### Problem details
Please return the listing below exactly, without any of its pictures.

---+---

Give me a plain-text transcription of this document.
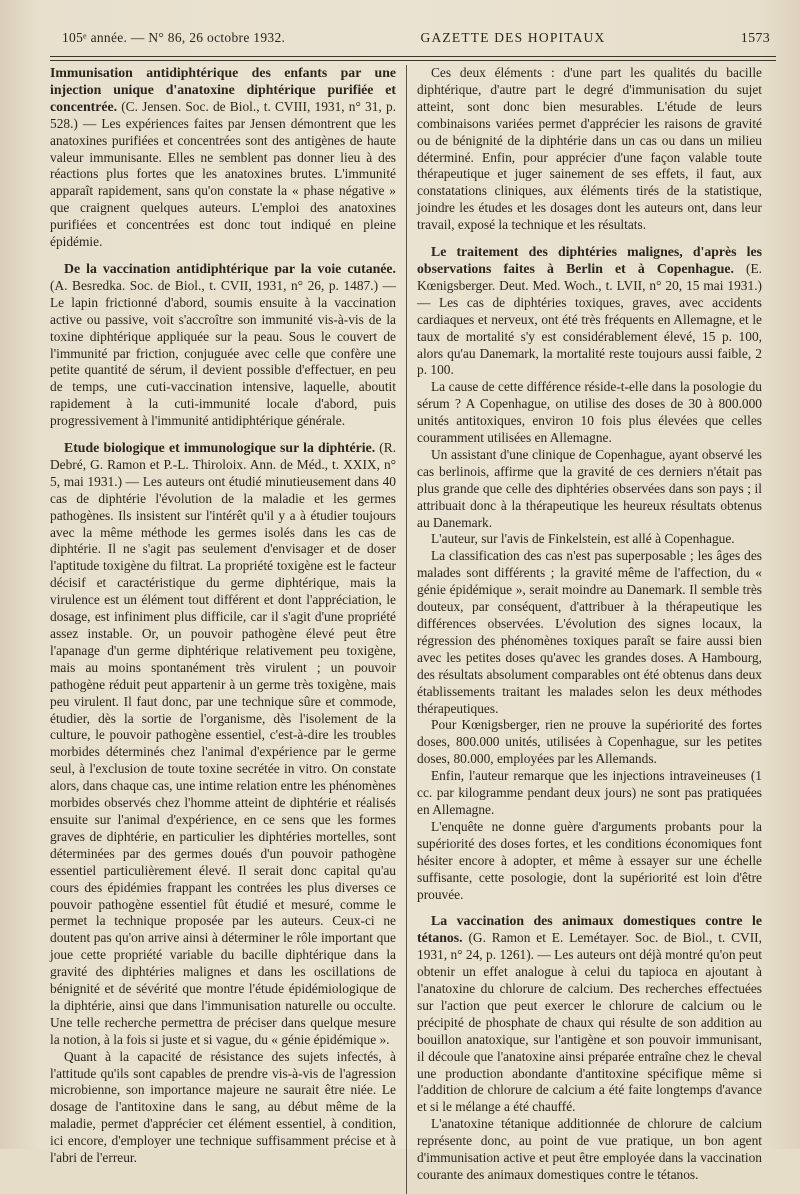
105ᵉ année. — N° 86, 26 octobre 1932.	GAZETTE DES HOPITAUX	1573

Immunisation antidiphtérique des enfants par une injection unique d'anatoxine diphtérique purifiée et concentrée. (C. Jensen. Soc. de Biol., t. CVIII, 1931, n° 31, p. 528.) — Les expériences faites par Jensen démontrent que les anatoxines purifiées et concentrées sont des antigènes de haute valeur immunisante. Elles ne semblent pas donner lieu à des réactions plus fortes que les anatoxines brutes. L'immunité apparaît rapidement, sans qu'on constate la « phase négative » que craignent quelques auteurs. L'emploi des anatoxines purifiées et concentrées est donc tout indiqué en pleine épidémie.

De la vaccination antidiphtérique par la voie cutanée. (A. Besredka. Soc. de Biol., t. CVII, 1931, n° 26, p. 1487.) — Le lapin frictionné d'abord, soumis ensuite à la vaccination active ou passive, voit s'accroître son immunité vis-à-vis de la toxine diphtérique appliquée sur la peau. Sous le couvert de l'immunité par friction, conjuguée avec celle que confère une petite quantité de sérum, il devient possible d'effectuer, en peu de temps, une cuti-vaccination intensive, laquelle, aboutit rapidement à la cuti-immunité locale d'abord, puis progressivement à l'immunité antidiphtérique générale.

Etude biologique et immunologique sur la diphtérie. (R. Debré, G. Ramon et P.-L. Thiroloix. Ann. de Méd., t. XXIX, n° 5, mai 1931.) — Les auteurs ont étudié minutieusement dans 40 cas de diphtérie l'évolution de la maladie et les germes pathogènes. Ils insistent sur l'intérêt qu'il y a à étudier toujours avec la même méthode les germes isolés dans les cas de diphtérie. Il ne s'agit pas seulement d'envisager et de doser l'aptitude toxigène du filtrat. La propriété toxigène est le facteur décisif et caractéristique du germe diphtérique, mais la virulence est un élément tout différent et dont l'appréciation, le dosage, est infiniment plus difficile, car il s'agit d'une propriété assez instable. Or, un pouvoir pathogène élevé peut être l'apanage d'un germe diphtérique relativement peu toxigène, mais au moins spontanément très virulent ; un pouvoir pathogène réduit peut appartenir à un germe très toxigène, mais peu virulent. Il faut donc, par une technique sûre et commode, étudier, dès la sortie de l'organisme, dès l'isolement de la culture, le pouvoir pathogène essentiel, c'est-à-dire les troubles morbides déterminés chez l'animal d'expérience par le germe seul, à l'exclusion de toute toxine secrétée in vitro. On constate alors, dans chaque cas, une intime relation entre les phénomènes morbides observés chez l'homme atteint de diphtérie et réalisés ensuite sur l'animal d'expérience, en ce sens que les formes graves de diphtérie, en particulier les diphtéries mortelles, sont déterminées par des germes doués d'un pouvoir pathogène essentiel particulièrement élevé. Il serait donc capital qu'au cours des épidémies frappant les contrées les plus diverses ce pouvoir pathogène essentiel fût étudié et mesuré, comme le permet la technique proposée par les auteurs. Ceux-ci ne doutent pas qu'on arrive ainsi à déterminer le rôle important que joue cette propriété variable du bacille diphtérique dans la gravité des diphtéries malignes et dans les oscillations de bénignité et de sévérité que montre l'étude épidémiologique de la diphtérie, ainsi que dans l'immunisation naturelle ou occulte. Une telle recherche permettra de préciser dans quelque mesure la notion, à la fois si juste et si vague, du « génie épidémique ».

Quant à la capacité de résistance des sujets infectés, à l'attitude qu'ils sont capables de prendre vis-à-vis de l'agression microbienne, son importance majeure ne saurait être niée. Le dosage de l'antitoxine dans le sang, au début même de la maladie, permet d'apprécier cet élément essentiel, à condition, ici encore, d'employer une technique suffisamment précise et à l'abri de l'erreur.

Ces deux éléments : d'une part les qualités du bacille diphtérique, d'autre part le degré d'immunisation du sujet atteint, sont donc bien mesurables. L'étude de leurs combinaisons variées permet d'apprécier les raisons de gravité ou de bénignité de la diphtérie dans un cas ou dans un milieu déterminé. Enfin, pour apprécier d'une façon valable toute thérapeutique et juger sainement de ses effets, il faut, aux constatations cliniques, aux éléments tirés de la statistique, joindre les études et les dosages dont les auteurs ont, dans leur travail, exposé la technique et les résultats.

Le traitement des diphtéries malignes, d'après les observations faites à Berlin et à Copenhague. (E. Kœnigsberger. Deut. Med. Woch., t. LVII, n° 20, 15 mai 1931.) — Les cas de diphtéries toxiques, graves, avec accidents cardiaques et nerveux, ont été très fréquents en Allemagne, et le taux de mortalité s'y est considérablement élevé, 15 p. 100, alors qu'au Danemark, la mortalité reste toujours aussi faible, 2 p. 100.

La cause de cette différence réside-t-elle dans la posologie du sérum ? A Copenhague, on utilise des doses de 30 à 800.000 unités antitoxiques, environ 10 fois plus élevées que celles couramment utilisées en Allemagne.

Un assistant d'une clinique de Copenhague, ayant observé les cas berlinois, affirme que la gravité de ces derniers n'était pas plus grande que celle des diphtéries observées dans son pays ; il attribuait donc à la thérapeutique les heureux résultats obtenus au Danemark.

L'auteur, sur l'avis de Finkelstein, est allé à Copenhague.

La classification des cas n'est pas superposable ; les âges des malades sont différents ; la gravité même de l'affection, du « génie épidémique », serait moindre au Danemark. Il semble très douteux, par conséquent, d'attribuer à la thérapeutique les différences observées. L'évolution des signes locaux, la régression des phénomènes toxiques paraît se faire aussi bien avec les petites doses qu'avec les grandes doses. A Hambourg, des résultats absolument comparables ont été obtenus dans deux établissements traitant les malades selon les deux méthodes thérapeutiques.

Pour Kœnigsberger, rien ne prouve la supériorité des fortes doses, 800.000 unités, utilisées à Copenhague, sur les petites doses, 80.000, employées par les Allemands.

Enfin, l'auteur remarque que les injections intraveineuses (1 cc. par kilogramme pendant deux jours) ne sont pas pratiquées en Allemagne.

L'enquête ne donne guère d'arguments probants pour la supériorité des doses fortes, et les conditions économiques font hésiter encore à adopter, et même à essayer sur une échelle suffisante, cette posologie, dont la supériorité est loin d'être prouvée.

La vaccination des animaux domestiques contre le tétanos. (G. Ramon et E. Lemétayer. Soc. de Biol., t. CVII, 1931, n° 24, p. 1261). — Les auteurs ont déjà montré qu'on peut obtenir un effet analogue à celui du tapioca en ajoutant à l'anatoxine du chlorure de calcium. Des recherches effectuées sur l'action que peut exercer le chlorure de calcium ou le précipité de phosphate de chaux qui résulte de son addition au bouillon anatoxique, sur l'antigène et son pouvoir immunisant, il découle que l'anatoxine ainsi préparée entraîne chez le cheval une production abondante d'antitoxine spécifique même si l'addition de chlorure de calcium a été faite longtemps d'avance et si le mélange a été chauffé.

L'anatoxine tétanique additionnée de chlorure de calcium représente donc, au point de vue pratique, un bon agent d'immunisation active et peut être employée dans la vaccination courante des animaux domestiques contre le tétanos.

---+---

### Answer below
Give me a plain-text transcription of this document.
105ᵉ année. — N° 86, 26 octobre 1932.	GAZETTE DES HOPITAUX	1573

Immunisation antidiphtérique des enfants par une injection unique d'anatoxine diphtérique purifiée et concentrée. (C. Jensen. Soc. de Biol., t. CVIII, 1931, n° 31, p. 528.) — Les expériences faites par Jensen démontrent que les anatoxines purifiées et concentrées sont des antigènes de haute valeur immunisante. Elles ne semblent pas donner lieu à des réactions plus fortes que les anatoxines brutes. L'immunité apparaît rapidement, sans qu'on constate la « phase négative » que craignent quelques auteurs. L'emploi des anatoxines purifiées et concentrées est donc tout indiqué en pleine épidémie.

De la vaccination antidiphtérique par la voie cutanée. (A. Besredka. Soc. de Biol., t. CVII, 1931, n° 26, p. 1487.) — Le lapin frictionné d'abord, soumis ensuite à la vaccination active ou passive, voit s'accroître son immunité vis-à-vis de la toxine diphtérique appliquée sur la peau. Sous le couvert de l'immunité par friction, conjuguée avec celle que confère une petite quantité de sérum, il devient possible d'effectuer, en peu de temps, une cuti-vaccination intensive, laquelle, aboutit rapidement à la cuti-immunité locale d'abord, puis progressivement à l'immunité antidiphtérique générale.

Etude biologique et immunologique sur la diphtérie. (R. Debré, G. Ramon et P.-L. Thiroloix. Ann. de Méd., t. XXIX, n° 5, mai 1931.) — Les auteurs ont étudié minutieusement dans 40 cas de diphtérie l'évolution de la maladie et les germes pathogènes. Ils insistent sur l'intérêt qu'il y a à étudier toujours avec la même méthode les germes isolés dans les cas de diphtérie. Il ne s'agit pas seulement d'envisager et de doser l'aptitude toxigène du filtrat. La propriété toxigène est le facteur décisif et caractéristique du germe diphtérique, mais la virulence est un élément tout différent et dont l'appréciation, le dosage, est infiniment plus difficile, car il s'agit d'une propriété assez instable. Or, un pouvoir pathogène élevé peut être l'apanage d'un germe diphtérique relativement peu toxigène, mais au moins spontanément très virulent ; un pouvoir pathogène réduit peut appartenir à un germe très toxigène, mais peu virulent. Il faut donc, par une technique sûre et commode, étudier, dès la sortie de l'organisme, dès l'isolement de la culture, le pouvoir pathogène essentiel, c'est-à-dire les troubles morbides déterminés chez l'animal d'expérience par le germe seul, à l'exclusion de toute toxine secrétée in vitro. On constate alors, dans chaque cas, une intime relation entre les phénomènes morbides observés chez l'homme atteint de diphtérie et réalisés ensuite sur l'animal d'expérience, en ce sens que les formes graves de diphtérie, en particulier les diphtéries mortelles, sont déterminées par des germes doués d'un pouvoir pathogène essentiel particulièrement élevé. Il serait donc capital qu'au cours des épidémies frappant les contrées les plus diverses ce pouvoir pathogène essentiel fût étudié et mesuré, comme le permet la technique proposée par les auteurs. Ceux-ci ne doutent pas qu'on arrive ainsi à déterminer le rôle important que joue cette propriété variable du bacille diphtérique dans la gravité des diphtéries malignes et dans les oscillations de bénignité et de sévérité que montre l'étude épidémiologique de la diphtérie, ainsi que dans l'immunisation naturelle ou occulte. Une telle recherche permettra de préciser dans quelque mesure la notion, à la fois si juste et si vague, du « génie épidémique ».

Quant à la capacité de résistance des sujets infectés, à l'attitude qu'ils sont capables de prendre vis-à-vis de l'agression microbienne, son importance majeure ne saurait être niée. Le dosage de l'antitoxine dans le sang, au début même de la maladie, permet d'apprécier cet élément essentiel, à condition, ici encore, d'employer une technique suffisamment précise et à l'abri de l'erreur.

Ces deux éléments : d'une part les qualités du bacille diphtérique, d'autre part le degré d'immunisation du sujet atteint, sont donc bien mesurables. L'étude de leurs combinaisons variées permet d'apprécier les raisons de gravité ou de bénignité de la diphtérie dans un cas ou dans un milieu déterminé. Enfin, pour apprécier d'une façon valable toute thérapeutique et juger sainement de ses effets, il faut, aux constatations cliniques, aux éléments tirés de la statistique, joindre les études et les dosages dont les auteurs ont, dans leur travail, exposé la technique et les résultats.

Le traitement des diphtéries malignes, d'après les observations faites à Berlin et à Copenhague. (E. Kœnigsberger. Deut. Med. Woch., t. LVII, n° 20, 15 mai 1931.) — Les cas de diphtéries toxiques, graves, avec accidents cardiaques et nerveux, ont été très fréquents en Allemagne, et le taux de mortalité s'y est considérablement élevé, 15 p. 100, alors qu'au Danemark, la mortalité reste toujours aussi faible, 2 p. 100.

La cause de cette différence réside-t-elle dans la posologie du sérum ? A Copenhague, on utilise des doses de 30 à 800.000 unités antitoxiques, environ 10 fois plus élevées que celles couramment utilisées en Allemagne.

Un assistant d'une clinique de Copenhague, ayant observé les cas berlinois, affirme que la gravité de ces derniers n'était pas plus grande que celle des diphtéries observées dans son pays ; il attribuait donc à la thérapeutique les heureux résultats obtenus au Danemark.

L'auteur, sur l'avis de Finkelstein, est allé à Copenhague.

La classification des cas n'est pas superposable ; les âges des malades sont différents ; la gravité même de l'affection, du « génie épidémique », serait moindre au Danemark. Il semble très douteux, par conséquent, d'attribuer à la thérapeutique les différences observées. L'évolution des signes locaux, la régression des phénomènes toxiques paraît se faire aussi bien avec les petites doses qu'avec les grandes doses. A Hambourg, des résultats absolument comparables ont été obtenus dans deux établissements traitant les malades selon les deux méthodes thérapeutiques.

Pour Kœnigsberger, rien ne prouve la supériorité des fortes doses, 800.000 unités, utilisées à Copenhague, sur les petites doses, 80.000, employées par les Allemands.

Enfin, l'auteur remarque que les injections intraveineuses (1 cc. par kilogramme pendant deux jours) ne sont pas pratiquées en Allemagne.

L'enquête ne donne guère d'arguments probants pour la supériorité des doses fortes, et les conditions économiques font hésiter encore à adopter, et même à essayer sur une échelle suffisante, cette posologie, dont la supériorité est loin d'être prouvée.

La vaccination des animaux domestiques contre le tétanos. (G. Ramon et E. Lemétayer. Soc. de Biol., t. CVII, 1931, n° 24, p. 1261). — Les auteurs ont déjà montré qu'on peut obtenir un effet analogue à celui du tapioca en ajoutant à l'anatoxine du chlorure de calcium. Des recherches effectuées sur l'action que peut exercer le chlorure de calcium ou le précipité de phosphate de chaux qui résulte de son addition au bouillon anatoxique, sur l'antigène et son pouvoir immunisant, il découle que l'anatoxine ainsi préparée entraîne chez le cheval une production abondante d'antitoxine spécifique même si l'addition de chlorure de calcium a été faite longtemps d'avance et si le mélange a été chauffé.

L'anatoxine tétanique additionnée de chlorure de calcium représente donc, au point de vue pratique, un bon agent d'immunisation active et peut être employée dans la vaccination courante des animaux domestiques contre le tétanos.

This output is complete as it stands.